PROBLEM DETAILS
Repeat verbatim each line from the line with "Decode this image" to the end of the entries. Pictures do not belong in the copy.

======== LISTED RECORDS

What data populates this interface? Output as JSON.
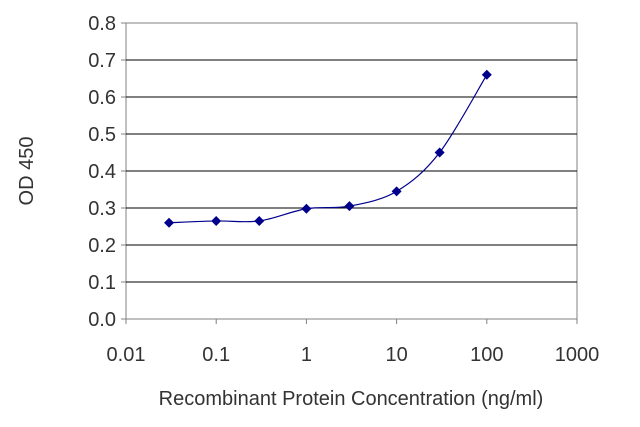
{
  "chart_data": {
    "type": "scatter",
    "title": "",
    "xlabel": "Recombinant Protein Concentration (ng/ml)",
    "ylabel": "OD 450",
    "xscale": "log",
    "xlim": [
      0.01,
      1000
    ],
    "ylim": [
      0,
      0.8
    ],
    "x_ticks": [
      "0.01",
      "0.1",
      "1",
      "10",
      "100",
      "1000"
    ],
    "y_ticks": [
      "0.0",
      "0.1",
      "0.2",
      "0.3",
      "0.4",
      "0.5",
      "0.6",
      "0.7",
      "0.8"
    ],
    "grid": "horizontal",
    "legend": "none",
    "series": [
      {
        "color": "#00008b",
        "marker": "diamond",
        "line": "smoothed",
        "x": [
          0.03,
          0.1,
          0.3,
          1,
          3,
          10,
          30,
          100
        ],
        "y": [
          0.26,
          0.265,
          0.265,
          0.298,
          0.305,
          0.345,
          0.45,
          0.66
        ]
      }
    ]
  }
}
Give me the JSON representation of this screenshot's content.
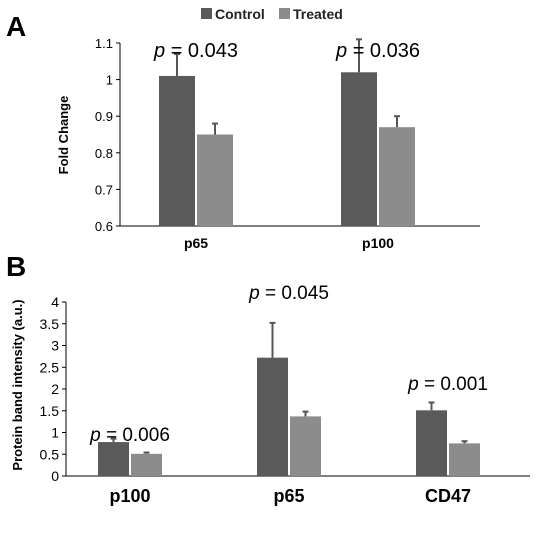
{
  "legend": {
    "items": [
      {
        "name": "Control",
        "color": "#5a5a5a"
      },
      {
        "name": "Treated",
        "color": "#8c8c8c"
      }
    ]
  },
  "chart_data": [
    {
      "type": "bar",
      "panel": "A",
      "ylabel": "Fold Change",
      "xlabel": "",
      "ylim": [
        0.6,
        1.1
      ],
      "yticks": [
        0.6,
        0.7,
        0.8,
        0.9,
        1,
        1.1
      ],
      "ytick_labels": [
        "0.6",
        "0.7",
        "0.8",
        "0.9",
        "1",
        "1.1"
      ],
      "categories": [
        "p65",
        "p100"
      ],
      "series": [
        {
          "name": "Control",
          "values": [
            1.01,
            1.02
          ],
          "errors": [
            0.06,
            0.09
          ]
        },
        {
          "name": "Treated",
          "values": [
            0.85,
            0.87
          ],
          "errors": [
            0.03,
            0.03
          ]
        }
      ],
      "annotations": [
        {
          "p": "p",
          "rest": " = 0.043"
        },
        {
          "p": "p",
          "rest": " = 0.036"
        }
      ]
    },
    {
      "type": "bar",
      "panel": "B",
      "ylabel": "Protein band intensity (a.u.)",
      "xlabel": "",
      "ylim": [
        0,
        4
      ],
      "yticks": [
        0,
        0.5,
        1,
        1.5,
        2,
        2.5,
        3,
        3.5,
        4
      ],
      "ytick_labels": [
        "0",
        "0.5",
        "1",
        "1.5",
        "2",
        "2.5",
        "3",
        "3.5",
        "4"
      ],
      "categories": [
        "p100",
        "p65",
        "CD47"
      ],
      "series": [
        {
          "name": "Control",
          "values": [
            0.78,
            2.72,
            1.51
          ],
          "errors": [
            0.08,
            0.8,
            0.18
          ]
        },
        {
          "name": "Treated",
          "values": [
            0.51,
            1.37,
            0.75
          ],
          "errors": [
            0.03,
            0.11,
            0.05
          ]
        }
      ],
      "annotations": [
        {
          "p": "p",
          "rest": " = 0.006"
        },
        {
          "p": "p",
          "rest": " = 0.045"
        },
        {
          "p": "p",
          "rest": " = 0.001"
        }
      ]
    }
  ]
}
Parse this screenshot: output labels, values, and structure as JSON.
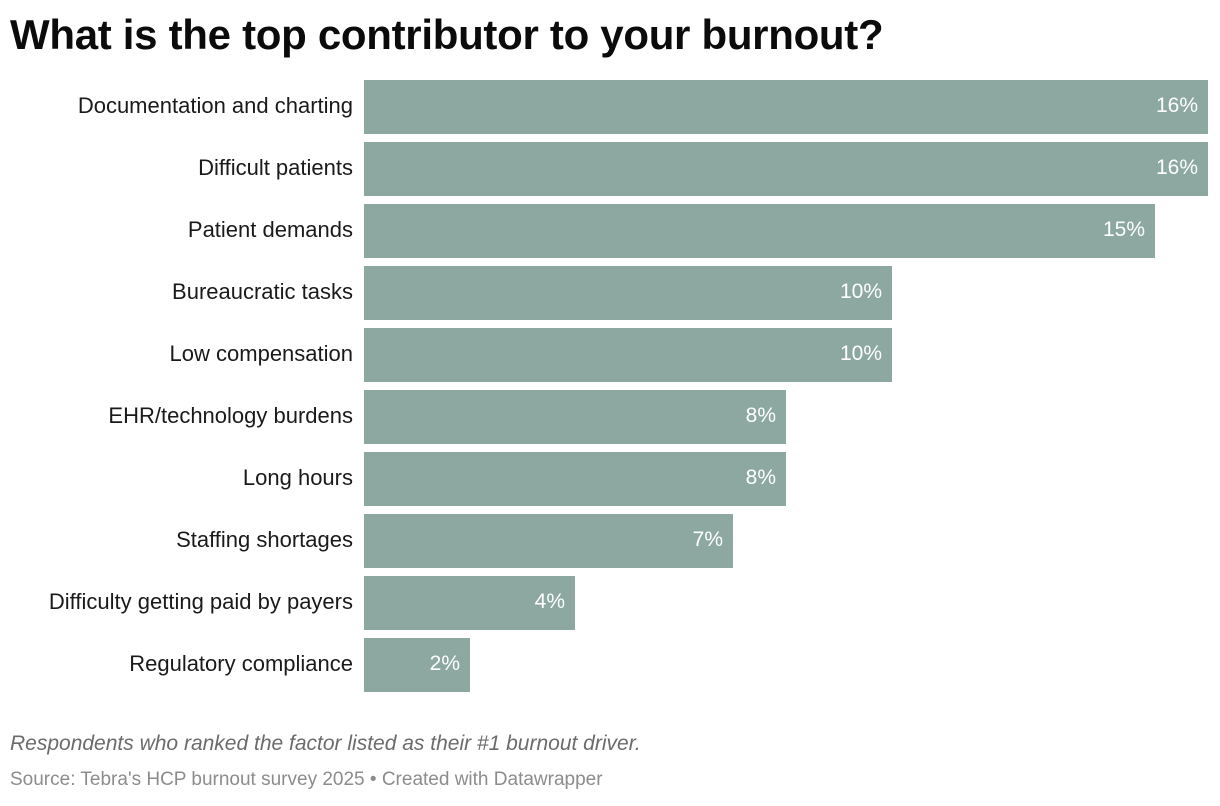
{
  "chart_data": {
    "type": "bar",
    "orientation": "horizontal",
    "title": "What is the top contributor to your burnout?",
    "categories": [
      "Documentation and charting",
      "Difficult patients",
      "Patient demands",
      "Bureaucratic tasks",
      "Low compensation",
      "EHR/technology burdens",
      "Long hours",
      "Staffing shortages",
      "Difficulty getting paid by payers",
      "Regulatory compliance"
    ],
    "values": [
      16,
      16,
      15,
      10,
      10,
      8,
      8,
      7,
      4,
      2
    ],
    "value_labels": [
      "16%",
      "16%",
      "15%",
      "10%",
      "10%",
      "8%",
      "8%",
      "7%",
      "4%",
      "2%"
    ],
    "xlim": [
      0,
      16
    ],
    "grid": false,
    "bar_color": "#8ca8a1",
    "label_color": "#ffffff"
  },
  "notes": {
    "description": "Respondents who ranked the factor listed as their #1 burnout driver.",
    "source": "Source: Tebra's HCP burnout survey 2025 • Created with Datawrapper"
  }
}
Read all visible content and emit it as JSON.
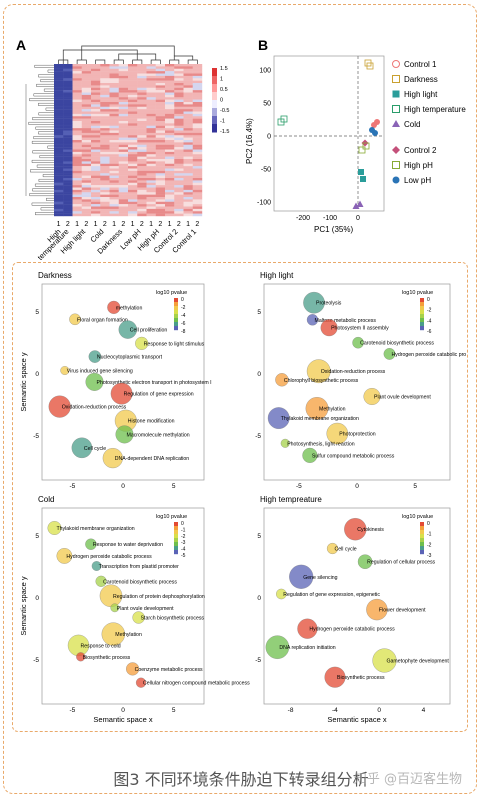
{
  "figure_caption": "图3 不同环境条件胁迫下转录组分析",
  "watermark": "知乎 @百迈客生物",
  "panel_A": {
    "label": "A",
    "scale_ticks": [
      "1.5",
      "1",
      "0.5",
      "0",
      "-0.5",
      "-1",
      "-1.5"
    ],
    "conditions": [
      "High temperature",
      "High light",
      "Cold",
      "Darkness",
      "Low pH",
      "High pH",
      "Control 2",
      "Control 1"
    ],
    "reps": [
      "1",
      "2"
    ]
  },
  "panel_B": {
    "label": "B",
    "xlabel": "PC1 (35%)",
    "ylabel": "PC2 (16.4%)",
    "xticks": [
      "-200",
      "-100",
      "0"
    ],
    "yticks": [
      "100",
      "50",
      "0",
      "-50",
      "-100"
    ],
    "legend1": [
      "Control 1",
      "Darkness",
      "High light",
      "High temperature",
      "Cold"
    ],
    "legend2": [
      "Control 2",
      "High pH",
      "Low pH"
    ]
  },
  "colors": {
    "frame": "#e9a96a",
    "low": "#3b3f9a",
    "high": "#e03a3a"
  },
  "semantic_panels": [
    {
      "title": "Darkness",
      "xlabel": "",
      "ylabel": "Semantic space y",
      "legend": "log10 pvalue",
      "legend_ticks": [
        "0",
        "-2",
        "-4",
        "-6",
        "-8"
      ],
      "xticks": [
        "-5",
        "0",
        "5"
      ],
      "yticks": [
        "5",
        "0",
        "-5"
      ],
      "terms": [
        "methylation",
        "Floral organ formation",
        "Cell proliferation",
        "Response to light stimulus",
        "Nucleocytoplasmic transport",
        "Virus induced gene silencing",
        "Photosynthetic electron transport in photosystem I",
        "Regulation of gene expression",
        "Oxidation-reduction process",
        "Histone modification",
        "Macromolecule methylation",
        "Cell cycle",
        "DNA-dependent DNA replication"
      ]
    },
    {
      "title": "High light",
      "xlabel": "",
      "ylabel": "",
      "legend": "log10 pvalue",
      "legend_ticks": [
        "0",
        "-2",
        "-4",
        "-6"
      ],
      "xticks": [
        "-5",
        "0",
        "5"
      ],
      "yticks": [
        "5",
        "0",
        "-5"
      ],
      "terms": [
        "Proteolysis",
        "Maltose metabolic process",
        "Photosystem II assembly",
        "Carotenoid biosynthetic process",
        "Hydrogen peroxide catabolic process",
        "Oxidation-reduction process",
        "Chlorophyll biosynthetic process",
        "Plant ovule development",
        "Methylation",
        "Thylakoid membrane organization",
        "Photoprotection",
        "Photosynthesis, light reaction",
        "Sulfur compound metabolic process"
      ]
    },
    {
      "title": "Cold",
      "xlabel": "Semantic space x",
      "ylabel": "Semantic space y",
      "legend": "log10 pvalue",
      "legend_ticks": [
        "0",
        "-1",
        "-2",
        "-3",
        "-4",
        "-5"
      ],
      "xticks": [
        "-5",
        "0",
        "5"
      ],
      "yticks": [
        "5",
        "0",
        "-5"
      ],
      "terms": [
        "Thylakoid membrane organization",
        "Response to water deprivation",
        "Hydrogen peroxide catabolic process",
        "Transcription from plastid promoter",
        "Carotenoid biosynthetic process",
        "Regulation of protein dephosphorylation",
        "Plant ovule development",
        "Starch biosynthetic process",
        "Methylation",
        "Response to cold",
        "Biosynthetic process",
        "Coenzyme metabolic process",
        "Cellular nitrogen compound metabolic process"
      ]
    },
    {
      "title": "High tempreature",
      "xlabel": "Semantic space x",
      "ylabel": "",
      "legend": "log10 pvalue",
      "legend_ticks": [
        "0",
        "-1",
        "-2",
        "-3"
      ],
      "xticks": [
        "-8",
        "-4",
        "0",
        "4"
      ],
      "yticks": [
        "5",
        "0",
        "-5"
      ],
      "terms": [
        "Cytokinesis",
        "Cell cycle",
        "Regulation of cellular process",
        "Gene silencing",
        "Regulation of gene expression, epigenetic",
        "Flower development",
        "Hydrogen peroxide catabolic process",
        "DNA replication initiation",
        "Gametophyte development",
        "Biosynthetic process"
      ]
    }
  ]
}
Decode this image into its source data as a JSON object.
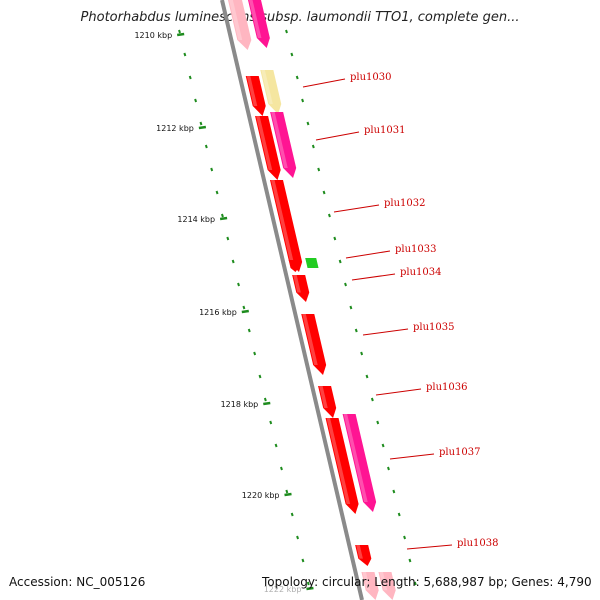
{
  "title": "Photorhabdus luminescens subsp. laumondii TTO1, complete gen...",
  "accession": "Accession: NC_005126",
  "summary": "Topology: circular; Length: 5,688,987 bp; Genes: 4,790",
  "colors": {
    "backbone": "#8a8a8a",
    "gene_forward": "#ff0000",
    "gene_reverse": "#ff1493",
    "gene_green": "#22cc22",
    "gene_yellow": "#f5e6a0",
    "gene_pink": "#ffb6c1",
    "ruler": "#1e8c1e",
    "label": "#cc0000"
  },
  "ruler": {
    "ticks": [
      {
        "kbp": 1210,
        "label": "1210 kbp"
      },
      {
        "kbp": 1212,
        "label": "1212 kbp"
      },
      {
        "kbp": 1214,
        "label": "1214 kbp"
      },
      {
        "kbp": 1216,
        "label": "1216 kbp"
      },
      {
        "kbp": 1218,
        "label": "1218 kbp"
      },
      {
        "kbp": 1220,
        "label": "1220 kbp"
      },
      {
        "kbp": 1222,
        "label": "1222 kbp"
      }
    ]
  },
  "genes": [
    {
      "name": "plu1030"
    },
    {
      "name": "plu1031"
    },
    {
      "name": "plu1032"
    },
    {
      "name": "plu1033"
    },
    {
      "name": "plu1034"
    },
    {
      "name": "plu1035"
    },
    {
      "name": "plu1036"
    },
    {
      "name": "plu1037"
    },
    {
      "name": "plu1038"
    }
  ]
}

================

EXPECTED ANSWER
Decode this image into its source data as a JSON object.
{
  "title": "Photorhabdus luminescens subsp. laumondii TTO1, complete gen...",
  "accession": "Accession: NC_005126",
  "summary": "Topology: circular; Length: 5,688,987 bp; Genes: 4,790",
  "colors": {
    "backbone": "#8a8a8a",
    "gene_forward": "#ff0000",
    "gene_reverse": "#ff1493",
    "gene_green": "#22cc22",
    "gene_yellow": "#f5e6a0",
    "gene_pink": "#ffb6c1",
    "ruler": "#1e8c1e",
    "label": "#cc0000"
  },
  "ruler": {
    "ticks": [
      {
        "kbp": 1210,
        "label": "1210 kbp"
      },
      {
        "kbp": 1212,
        "label": "1212 kbp"
      },
      {
        "kbp": 1214,
        "label": "1214 kbp"
      },
      {
        "kbp": 1216,
        "label": "1216 kbp"
      },
      {
        "kbp": 1218,
        "label": "1218 kbp"
      },
      {
        "kbp": 1220,
        "label": "1220 kbp"
      },
      {
        "kbp": 1222,
        "label": "1222 kbp"
      }
    ]
  },
  "genes": [
    {
      "name": "plu1030"
    },
    {
      "name": "plu1031"
    },
    {
      "name": "plu1032"
    },
    {
      "name": "plu1033"
    },
    {
      "name": "plu1034"
    },
    {
      "name": "plu1035"
    },
    {
      "name": "plu1036"
    },
    {
      "name": "plu1037"
    },
    {
      "name": "plu1038"
    }
  ]
}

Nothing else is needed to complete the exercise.